Dataset rows
--------------------------------------------------

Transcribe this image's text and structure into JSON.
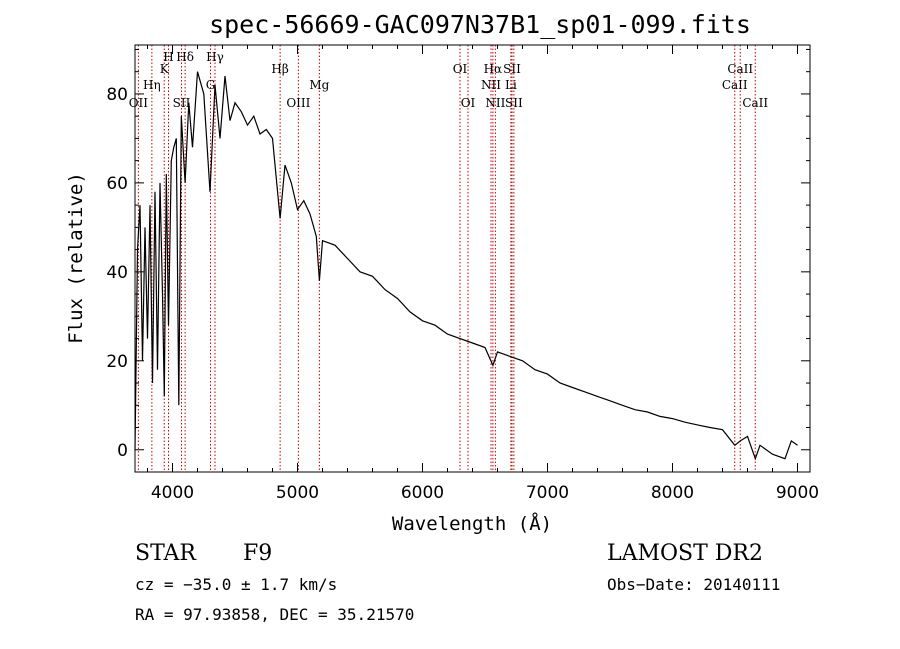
{
  "chart_data": {
    "type": "line",
    "title": "spec-56669-GAC097N37B1_sp01-099.fits",
    "xlabel": "Wavelength (Å)",
    "ylabel": "Flux (relative)",
    "xlim": [
      3700,
      9100
    ],
    "ylim": [
      -5,
      91
    ],
    "x_ticks": [
      4000,
      5000,
      6000,
      7000,
      8000,
      9000
    ],
    "x_tick_labels": [
      "4000",
      "5000",
      "6000",
      "7000",
      "8000",
      "9000"
    ],
    "y_ticks": [
      0,
      20,
      40,
      60,
      80
    ],
    "y_tick_labels": [
      "0",
      "20",
      "40",
      "60",
      "80"
    ],
    "grid": false,
    "series": [
      {
        "x": [
          3700,
          3720,
          3740,
          3760,
          3780,
          3800,
          3820,
          3840,
          3860,
          3880,
          3900,
          3920,
          3934,
          3950,
          3968,
          3990,
          4010,
          4030,
          4050,
          4070,
          4101,
          4130,
          4160,
          4200,
          4250,
          4300,
          4340,
          4380,
          4420,
          4460,
          4500,
          4550,
          4600,
          4650,
          4700,
          4750,
          4800,
          4861,
          4900,
          4950,
          5000,
          5050,
          5100,
          5150,
          5175,
          5200,
          5300,
          5400,
          5500,
          5600,
          5700,
          5800,
          5900,
          6000,
          6100,
          6200,
          6300,
          6400,
          6500,
          6563,
          6600,
          6700,
          6800,
          6900,
          7000,
          7100,
          7200,
          7300,
          7400,
          7500,
          7600,
          7700,
          7800,
          7900,
          8000,
          8100,
          8200,
          8300,
          8400,
          8498,
          8542,
          8600,
          8662,
          8700,
          8800,
          8900,
          8950,
          9000
        ],
        "y": [
          0,
          45,
          55,
          20,
          50,
          25,
          55,
          15,
          58,
          18,
          60,
          35,
          12,
          62,
          28,
          65,
          68,
          70,
          10,
          75,
          60,
          78,
          68,
          85,
          80,
          58,
          82,
          70,
          84,
          74,
          78,
          76,
          73,
          75,
          71,
          72,
          70,
          52,
          64,
          60,
          54,
          56,
          53,
          48,
          38,
          47,
          46,
          43,
          40,
          39,
          36,
          34,
          31,
          29,
          28,
          26,
          25,
          24,
          23,
          19,
          22,
          21,
          20,
          18,
          17,
          15,
          14,
          13,
          12,
          11,
          10,
          9,
          8.5,
          7.5,
          7,
          6.2,
          5.6,
          5,
          4.5,
          1,
          2,
          3,
          -2,
          1,
          -1,
          -2,
          2,
          1
        ]
      }
    ],
    "line_markers": [
      {
        "label": "OII",
        "wavelength": 3727,
        "row": 3
      },
      {
        "label": "Hη",
        "wavelength": 3835,
        "row": 2
      },
      {
        "label": "K",
        "wavelength": 3934,
        "row": 1
      },
      {
        "label": "SII",
        "wavelength": 4072,
        "row": 3
      },
      {
        "label": "H",
        "wavelength": 3968,
        "row": 0
      },
      {
        "label": "Hδ",
        "wavelength": 4101,
        "row": 0
      },
      {
        "label": "G",
        "wavelength": 4304,
        "row": 2
      },
      {
        "label": "Hγ",
        "wavelength": 4340,
        "row": 0
      },
      {
        "label": "Hβ",
        "wavelength": 4861,
        "row": 1
      },
      {
        "label": "OIII",
        "wavelength": 5007,
        "row": 3
      },
      {
        "label": "Mg",
        "wavelength": 5175,
        "row": 2
      },
      {
        "label": "OI",
        "wavelength": 6300,
        "row": 1
      },
      {
        "label": "OI",
        "wavelength": 6364,
        "row": 3
      },
      {
        "label": "NII",
        "wavelength": 6548,
        "row": 2
      },
      {
        "label": "Hα",
        "wavelength": 6563,
        "row": 1
      },
      {
        "label": "NII",
        "wavelength": 6583,
        "row": 3
      },
      {
        "label": "Li",
        "wavelength": 6707,
        "row": 2
      },
      {
        "label": "SII",
        "wavelength": 6716,
        "row": 1
      },
      {
        "label": "SII",
        "wavelength": 6731,
        "row": 3
      },
      {
        "label": "CaII",
        "wavelength": 8498,
        "row": 2
      },
      {
        "label": "CaII",
        "wavelength": 8542,
        "row": 1
      },
      {
        "label": "CaII",
        "wavelength": 8662,
        "row": 3
      }
    ],
    "marker_color": "#cc0000",
    "line_color": "#000000"
  },
  "info": {
    "object_class": "STAR",
    "subclass": "F9",
    "survey": "LAMOST DR2",
    "redshift_text": "cz = −35.0 ± 1.7 km/s",
    "obs_date_text": "Obs−Date: 20140111",
    "coords_text": "RA =  97.93858, DEC =  35.21570"
  }
}
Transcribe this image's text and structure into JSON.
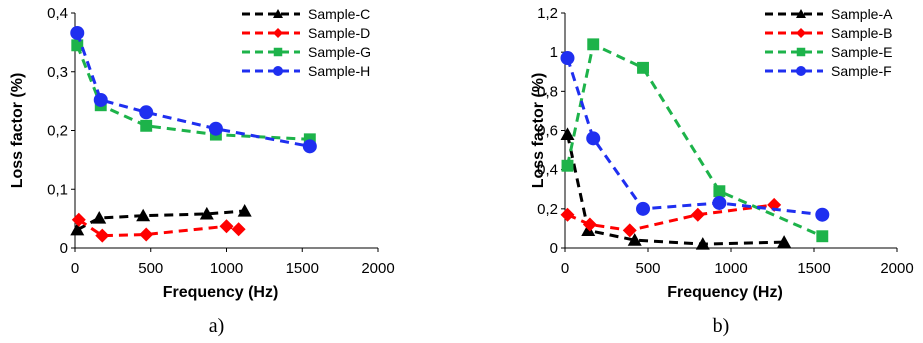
{
  "chart_data": [
    {
      "type": "line",
      "panel_label": "a)",
      "xlabel": "Frequency (Hz)",
      "ylabel": "Loss factor (%)",
      "xlim": [
        0,
        2000
      ],
      "ylim": [
        0,
        0.4
      ],
      "x_ticks": [
        "0",
        "500",
        "1000",
        "1500",
        "2000"
      ],
      "y_ticks": [
        "0",
        "0,1",
        "0,2",
        "0,3",
        "0,4"
      ],
      "grid": false,
      "legend_position": "top-right",
      "series": [
        {
          "name": "Sample-C",
          "color": "#000000",
          "marker": "triangle",
          "x": [
            15,
            160,
            450,
            870,
            1120
          ],
          "y": [
            0.031,
            0.051,
            0.055,
            0.058,
            0.063
          ]
        },
        {
          "name": "Sample-D",
          "color": "#ff0000",
          "marker": "diamond",
          "x": [
            25,
            180,
            470,
            1000,
            1080
          ],
          "y": [
            0.048,
            0.021,
            0.023,
            0.037,
            0.032
          ]
        },
        {
          "name": "Sample-G",
          "color": "#1db34a",
          "marker": "square",
          "x": [
            15,
            170,
            470,
            930,
            1550
          ],
          "y": [
            0.345,
            0.243,
            0.208,
            0.193,
            0.185
          ]
        },
        {
          "name": "Sample-H",
          "color": "#1f2ff0",
          "marker": "circle",
          "x": [
            15,
            170,
            470,
            930,
            1550
          ],
          "y": [
            0.366,
            0.252,
            0.231,
            0.203,
            0.173
          ]
        }
      ]
    },
    {
      "type": "line",
      "panel_label": "b)",
      "xlabel": "Frequency (Hz)",
      "ylabel": "Loss factor (%)",
      "xlim": [
        0,
        2000
      ],
      "ylim": [
        0,
        1.2
      ],
      "x_ticks": [
        "0",
        "500",
        "1000",
        "1500",
        "2000"
      ],
      "y_ticks": [
        "0",
        "0,2",
        "0,4",
        "0,6",
        "0,8",
        "1",
        "1,2"
      ],
      "grid": false,
      "legend_position": "top-right",
      "series": [
        {
          "name": "Sample-A",
          "color": "#000000",
          "marker": "triangle",
          "x": [
            15,
            140,
            420,
            830,
            1320
          ],
          "y": [
            0.58,
            0.09,
            0.04,
            0.02,
            0.03
          ]
        },
        {
          "name": "Sample-B",
          "color": "#ff0000",
          "marker": "diamond",
          "x": [
            15,
            150,
            390,
            800,
            1260
          ],
          "y": [
            0.17,
            0.12,
            0.09,
            0.17,
            0.22
          ]
        },
        {
          "name": "Sample-E",
          "color": "#1db34a",
          "marker": "square",
          "x": [
            15,
            170,
            470,
            930,
            1550
          ],
          "y": [
            0.42,
            1.04,
            0.92,
            0.29,
            0.06
          ]
        },
        {
          "name": "Sample-F",
          "color": "#1f2ff0",
          "marker": "circle",
          "x": [
            15,
            170,
            470,
            930,
            1550
          ],
          "y": [
            0.97,
            0.56,
            0.2,
            0.23,
            0.17
          ]
        }
      ]
    }
  ]
}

--------------------------------------------------

> [DIRECTIONS] Write out again every line above exactly as given; the pictures do not belong in the copy.

> [THE REPLY]
Transcribe this image's text and structure into JSON.
{
  "chart_data": {
    "type": "line",
    "title": "spec-56669-GAC097N37B1_sp01-099.fits",
    "xlabel": "Wavelength (Å)",
    "ylabel": "Flux (relative)",
    "xlim": [
      3700,
      9100
    ],
    "ylim": [
      -5,
      91
    ],
    "x_ticks": [
      4000,
      5000,
      6000,
      7000,
      8000,
      9000
    ],
    "x_tick_labels": [
      "4000",
      "5000",
      "6000",
      "7000",
      "8000",
      "9000"
    ],
    "y_ticks": [
      0,
      20,
      40,
      60,
      80
    ],
    "y_tick_labels": [
      "0",
      "20",
      "40",
      "60",
      "80"
    ],
    "grid": false,
    "series": [
      {
        "x": [
          3700,
          3720,
          3740,
          3760,
          3780,
          3800,
          3820,
          3840,
          3860,
          3880,
          3900,
          3920,
          3934,
          3950,
          3968,
          3990,
          4010,
          4030,
          4050,
          4070,
          4101,
          4130,
          4160,
          4200,
          4250,
          4300,
          4340,
          4380,
          4420,
          4460,
          4500,
          4550,
          4600,
          4650,
          4700,
          4750,
          4800,
          4861,
          4900,
          4950,
          5000,
          5050,
          5100,
          5150,
          5175,
          5200,
          5300,
          5400,
          5500,
          5600,
          5700,
          5800,
          5900,
          6000,
          6100,
          6200,
          6300,
          6400,
          6500,
          6563,
          6600,
          6700,
          6800,
          6900,
          7000,
          7100,
          7200,
          7300,
          7400,
          7500,
          7600,
          7700,
          7800,
          7900,
          8000,
          8100,
          8200,
          8300,
          8400,
          8498,
          8542,
          8600,
          8662,
          8700,
          8800,
          8900,
          8950,
          9000
        ],
        "y": [
          0,
          45,
          55,
          20,
          50,
          25,
          55,
          15,
          58,
          18,
          60,
          35,
          12,
          62,
          28,
          65,
          68,
          70,
          10,
          75,
          60,
          78,
          68,
          85,
          80,
          58,
          82,
          70,
          84,
          74,
          78,
          76,
          73,
          75,
          71,
          72,
          70,
          52,
          64,
          60,
          54,
          56,
          53,
          48,
          38,
          47,
          46,
          43,
          40,
          39,
          36,
          34,
          31,
          29,
          28,
          26,
          25,
          24,
          23,
          19,
          22,
          21,
          20,
          18,
          17,
          15,
          14,
          13,
          12,
          11,
          10,
          9,
          8.5,
          7.5,
          7,
          6.2,
          5.6,
          5,
          4.5,
          1,
          2,
          3,
          -2,
          1,
          -1,
          -2,
          2,
          1
        ]
      }
    ],
    "line_markers": [
      {
        "label": "OII",
        "wavelength": 3727,
        "row": 3
      },
      {
        "label": "Hη",
        "wavelength": 3835,
        "row": 2
      },
      {
        "label": "K",
        "wavelength": 3934,
        "row": 1
      },
      {
        "label": "SII",
        "wavelength": 4072,
        "row": 3
      },
      {
        "label": "H",
        "wavelength": 3968,
        "row": 0
      },
      {
        "label": "Hδ",
        "wavelength": 4101,
        "row": 0
      },
      {
        "label": "G",
        "wavelength": 4304,
        "row": 2
      },
      {
        "label": "Hγ",
        "wavelength": 4340,
        "row": 0
      },
      {
        "label": "Hβ",
        "wavelength": 4861,
        "row": 1
      },
      {
        "label": "OIII",
        "wavelength": 5007,
        "row": 3
      },
      {
        "label": "Mg",
        "wavelength": 5175,
        "row": 2
      },
      {
        "label": "OI",
        "wavelength": 6300,
        "row": 1
      },
      {
        "label": "OI",
        "wavelength": 6364,
        "row": 3
      },
      {
        "label": "NII",
        "wavelength": 6548,
        "row": 2
      },
      {
        "label": "Hα",
        "wavelength": 6563,
        "row": 1
      },
      {
        "label": "NII",
        "wavelength": 6583,
        "row": 3
      },
      {
        "label": "Li",
        "wavelength": 6707,
        "row": 2
      },
      {
        "label": "SII",
        "wavelength": 6716,
        "row": 1
      },
      {
        "label": "SII",
        "wavelength": 6731,
        "row": 3
      },
      {
        "label": "CaII",
        "wavelength": 8498,
        "row": 2
      },
      {
        "label": "CaII",
        "wavelength": 8542,
        "row": 1
      },
      {
        "label": "CaII",
        "wavelength": 8662,
        "row": 3
      }
    ],
    "marker_color": "#cc0000",
    "line_color": "#000000"
  },
  "info": {
    "object_class": "STAR",
    "subclass": "F9",
    "survey": "LAMOST DR2",
    "redshift_text": "cz = −35.0 ± 1.7 km/s",
    "obs_date_text": "Obs−Date: 20140111",
    "coords_text": "RA =  97.93858, DEC =  35.21570"
  }
}
Transcribe this image's text and structure into JSON.
{
  "chart_data": [
    {
      "type": "line",
      "panel_label": "a)",
      "xlabel": "Frequency (Hz)",
      "ylabel": "Loss factor (%)",
      "xlim": [
        0,
        2000
      ],
      "ylim": [
        0,
        0.4
      ],
      "x_ticks": [
        "0",
        "500",
        "1000",
        "1500",
        "2000"
      ],
      "y_ticks": [
        "0",
        "0,1",
        "0,2",
        "0,3",
        "0,4"
      ],
      "grid": false,
      "legend_position": "top-right",
      "series": [
        {
          "name": "Sample-C",
          "color": "#000000",
          "marker": "triangle",
          "x": [
            15,
            160,
            450,
            870,
            1120
          ],
          "y": [
            0.031,
            0.051,
            0.055,
            0.058,
            0.063
          ]
        },
        {
          "name": "Sample-D",
          "color": "#ff0000",
          "marker": "diamond",
          "x": [
            25,
            180,
            470,
            1000,
            1080
          ],
          "y": [
            0.048,
            0.021,
            0.023,
            0.037,
            0.032
          ]
        },
        {
          "name": "Sample-G",
          "color": "#1db34a",
          "marker": "square",
          "x": [
            15,
            170,
            470,
            930,
            1550
          ],
          "y": [
            0.345,
            0.243,
            0.208,
            0.193,
            0.185
          ]
        },
        {
          "name": "Sample-H",
          "color": "#1f2ff0",
          "marker": "circle",
          "x": [
            15,
            170,
            470,
            930,
            1550
          ],
          "y": [
            0.366,
            0.252,
            0.231,
            0.203,
            0.173
          ]
        }
      ]
    },
    {
      "type": "line",
      "panel_label": "b)",
      "xlabel": "Frequency (Hz)",
      "ylabel": "Loss factor (%)",
      "xlim": [
        0,
        2000
      ],
      "ylim": [
        0,
        1.2
      ],
      "x_ticks": [
        "0",
        "500",
        "1000",
        "1500",
        "2000"
      ],
      "y_ticks": [
        "0",
        "0,2",
        "0,4",
        "0,6",
        "0,8",
        "1",
        "1,2"
      ],
      "grid": false,
      "legend_position": "top-right",
      "series": [
        {
          "name": "Sample-A",
          "color": "#000000",
          "marker": "triangle",
          "x": [
            15,
            140,
            420,
            830,
            1320
          ],
          "y": [
            0.58,
            0.09,
            0.04,
            0.02,
            0.03
          ]
        },
        {
          "name": "Sample-B",
          "color": "#ff0000",
          "marker": "diamond",
          "x": [
            15,
            150,
            390,
            800,
            1260
          ],
          "y": [
            0.17,
            0.12,
            0.09,
            0.17,
            0.22
          ]
        },
        {
          "name": "Sample-E",
          "color": "#1db34a",
          "marker": "square",
          "x": [
            15,
            170,
            470,
            930,
            1550
          ],
          "y": [
            0.42,
            1.04,
            0.92,
            0.29,
            0.06
          ]
        },
        {
          "name": "Sample-F",
          "color": "#1f2ff0",
          "marker": "circle",
          "x": [
            15,
            170,
            470,
            930,
            1550
          ],
          "y": [
            0.97,
            0.56,
            0.2,
            0.23,
            0.17
          ]
        }
      ]
    }
  ]
}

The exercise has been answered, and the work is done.